▶ Quoted passage:
────────────────────────────────────────
Most of us don’t have much faith in our own body. Why would we?  Despite our best efforts, it never looks as good as we want. It starts breaking down over time.  After all, it is the apparatus by which we experience pain.  And nothing is going to change that.  Even after years and years of diligent yoga practice, we are never immune from feeling the pangs of life and the expression of that in our flesh.

Recently, I had a random injury occur during practice.  I was maybe a bit tired and overworked but not doing anything unusual when, all of sudden, I felt a distinct burning sensation like a thread from my right elbow up along my inner forearm all the way to my wrist.  It didn’t hurt that bad and subsided immediately.  But it was an intense feeling that I had never felt before.  The next day my forearm felt sore as if I had strained something but I didn’t pay it much mind.  I never felt that burning again.

Another day later, I had some traveling to do and was carrying bags and it aggravated this thing in my forearm.  Upon examination, I could feel just under the surface of the skin that there was a cord of what I assume to be connective tissue.  I could trace it with my finger and feel that it had all sorts of knobs and bumps.  I definitely got worried.  As if I had broken something.  Because, to some degree, my livelihood is affected by whether or not I have a reasonably functional right forearm.

With no time or inclination for doctors, I decided to just nurse it and monitor.  I was not experiencing the kind of pain that constitutes an emergency.  But my forearm was not usually like this.  I had looked at and touched my forearm many times before and that knobby cord was not there.  It seemed like this cord of tissue had some how come through to the surface, whereas normally it was underneath some stuff.
────────────────────────────────────────
▶ Source data:
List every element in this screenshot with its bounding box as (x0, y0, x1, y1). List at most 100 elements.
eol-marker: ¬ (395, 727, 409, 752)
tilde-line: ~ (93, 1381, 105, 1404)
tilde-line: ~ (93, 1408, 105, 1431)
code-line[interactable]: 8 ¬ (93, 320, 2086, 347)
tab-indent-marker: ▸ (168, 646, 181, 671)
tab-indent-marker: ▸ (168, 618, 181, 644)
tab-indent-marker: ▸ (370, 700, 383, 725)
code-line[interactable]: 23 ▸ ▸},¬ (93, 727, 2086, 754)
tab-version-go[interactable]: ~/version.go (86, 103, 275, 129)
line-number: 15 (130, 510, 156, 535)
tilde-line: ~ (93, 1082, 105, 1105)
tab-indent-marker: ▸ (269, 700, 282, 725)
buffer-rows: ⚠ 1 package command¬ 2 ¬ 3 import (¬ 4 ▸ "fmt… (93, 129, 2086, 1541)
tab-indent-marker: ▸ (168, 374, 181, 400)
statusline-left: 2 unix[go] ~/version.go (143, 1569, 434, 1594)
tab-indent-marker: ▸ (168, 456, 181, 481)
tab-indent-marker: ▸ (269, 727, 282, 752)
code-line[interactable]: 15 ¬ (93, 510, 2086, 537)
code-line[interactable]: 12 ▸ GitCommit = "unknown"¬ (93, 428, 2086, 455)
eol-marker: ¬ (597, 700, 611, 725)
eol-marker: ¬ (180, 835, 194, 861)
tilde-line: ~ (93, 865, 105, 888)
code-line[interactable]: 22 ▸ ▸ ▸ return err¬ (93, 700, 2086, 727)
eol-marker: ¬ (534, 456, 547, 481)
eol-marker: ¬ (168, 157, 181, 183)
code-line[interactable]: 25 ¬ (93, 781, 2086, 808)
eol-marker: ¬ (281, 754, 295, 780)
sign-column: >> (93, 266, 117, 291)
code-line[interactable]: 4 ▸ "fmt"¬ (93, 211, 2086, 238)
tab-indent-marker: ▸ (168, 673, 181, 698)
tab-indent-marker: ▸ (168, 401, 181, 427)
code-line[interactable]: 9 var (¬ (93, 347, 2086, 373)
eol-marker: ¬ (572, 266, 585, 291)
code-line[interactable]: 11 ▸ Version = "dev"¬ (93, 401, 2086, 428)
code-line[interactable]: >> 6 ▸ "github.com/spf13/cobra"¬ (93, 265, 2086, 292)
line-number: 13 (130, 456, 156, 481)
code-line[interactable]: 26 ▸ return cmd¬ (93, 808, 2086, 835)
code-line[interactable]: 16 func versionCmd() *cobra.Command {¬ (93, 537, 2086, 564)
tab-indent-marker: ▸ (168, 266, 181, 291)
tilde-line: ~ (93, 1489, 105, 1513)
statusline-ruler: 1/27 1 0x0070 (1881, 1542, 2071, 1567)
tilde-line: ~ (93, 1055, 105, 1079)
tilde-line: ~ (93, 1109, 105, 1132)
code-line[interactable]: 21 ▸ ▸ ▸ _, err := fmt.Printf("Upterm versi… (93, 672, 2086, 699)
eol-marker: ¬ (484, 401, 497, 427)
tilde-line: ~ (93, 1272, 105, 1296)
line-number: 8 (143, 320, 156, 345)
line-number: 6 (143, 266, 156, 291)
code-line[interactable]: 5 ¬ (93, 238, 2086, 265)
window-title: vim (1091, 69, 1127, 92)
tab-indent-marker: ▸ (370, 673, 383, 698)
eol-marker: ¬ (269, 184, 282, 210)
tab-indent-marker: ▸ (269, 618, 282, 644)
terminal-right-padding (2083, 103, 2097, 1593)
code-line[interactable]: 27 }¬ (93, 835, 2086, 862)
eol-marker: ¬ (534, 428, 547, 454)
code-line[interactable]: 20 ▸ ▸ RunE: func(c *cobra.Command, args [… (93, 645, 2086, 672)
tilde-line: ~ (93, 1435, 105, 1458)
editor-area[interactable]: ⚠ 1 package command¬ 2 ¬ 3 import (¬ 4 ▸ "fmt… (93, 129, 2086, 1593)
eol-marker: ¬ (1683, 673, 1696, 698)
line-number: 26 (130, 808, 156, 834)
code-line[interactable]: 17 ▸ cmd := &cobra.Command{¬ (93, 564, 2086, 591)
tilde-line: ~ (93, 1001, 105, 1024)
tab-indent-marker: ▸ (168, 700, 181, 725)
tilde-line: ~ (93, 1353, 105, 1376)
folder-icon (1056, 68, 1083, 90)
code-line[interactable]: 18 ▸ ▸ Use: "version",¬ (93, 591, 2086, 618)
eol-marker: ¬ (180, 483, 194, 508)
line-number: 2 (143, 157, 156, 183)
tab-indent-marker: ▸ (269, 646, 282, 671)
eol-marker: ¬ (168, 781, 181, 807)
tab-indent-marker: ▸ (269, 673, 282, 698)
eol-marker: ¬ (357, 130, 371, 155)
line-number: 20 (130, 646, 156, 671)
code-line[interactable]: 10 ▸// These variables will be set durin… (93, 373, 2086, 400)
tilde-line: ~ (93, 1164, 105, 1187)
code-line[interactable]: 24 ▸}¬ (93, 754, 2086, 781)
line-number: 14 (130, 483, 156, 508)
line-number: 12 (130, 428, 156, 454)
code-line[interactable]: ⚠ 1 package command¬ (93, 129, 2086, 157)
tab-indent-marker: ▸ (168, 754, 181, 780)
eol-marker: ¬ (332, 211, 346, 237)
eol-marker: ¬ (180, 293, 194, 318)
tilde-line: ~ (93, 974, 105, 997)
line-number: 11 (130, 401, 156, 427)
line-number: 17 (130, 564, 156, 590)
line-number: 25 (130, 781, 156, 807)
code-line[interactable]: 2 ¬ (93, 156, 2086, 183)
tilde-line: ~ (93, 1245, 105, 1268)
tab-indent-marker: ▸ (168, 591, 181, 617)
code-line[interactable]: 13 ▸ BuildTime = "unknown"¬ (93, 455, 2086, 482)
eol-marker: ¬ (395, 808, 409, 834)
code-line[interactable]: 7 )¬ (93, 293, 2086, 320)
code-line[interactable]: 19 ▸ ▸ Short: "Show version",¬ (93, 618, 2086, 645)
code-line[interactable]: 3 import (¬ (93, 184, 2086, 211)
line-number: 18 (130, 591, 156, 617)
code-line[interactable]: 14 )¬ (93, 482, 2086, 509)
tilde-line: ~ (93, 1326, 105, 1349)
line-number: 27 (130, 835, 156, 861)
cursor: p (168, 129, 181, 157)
────────────────────────────────────────
▶ Exercise set:
A – In the essay about the forearm injury, what aggravated the forearm two days after the injury occurred?
B – Condense the paragraph of the essay about the forearm injury that begins "With no time or inclination for doctors" into a short bulleted list of its main facts.
C – Output the passage of the essay about the forearm injury starting at "Recently, I had" and ending at "that burning again.".
The data have no connection to the essay about the forearm injury.

▶ Task-by-task results:
A – Carrying bags while traveling aggravated it.

B –
- Having no time or inclination for doctors, the writer chose to nurse the forearm and monitor it.
- The pain was not at an emergency level.
- The forearm was not normally like this, and the knobby cord had not been there before.
- The cord of tissue seemed to have come to the surface, though it was normally underneath other tissue.

C –
Recently, I had a random injury occur during practice.  I was maybe a bit tired and overworked but not doing anything unusual when, all of sudden, I felt a distinct burning sensation like a thread from my right elbow up along my inner forearm all the way to my wrist.  It didn’t hurt that bad and subsided immediately.  But it was an intense feeling that I had never felt before.  The next day my forearm felt sore as if I had strained something but I didn’t pay it much mind.  I never felt that burning again.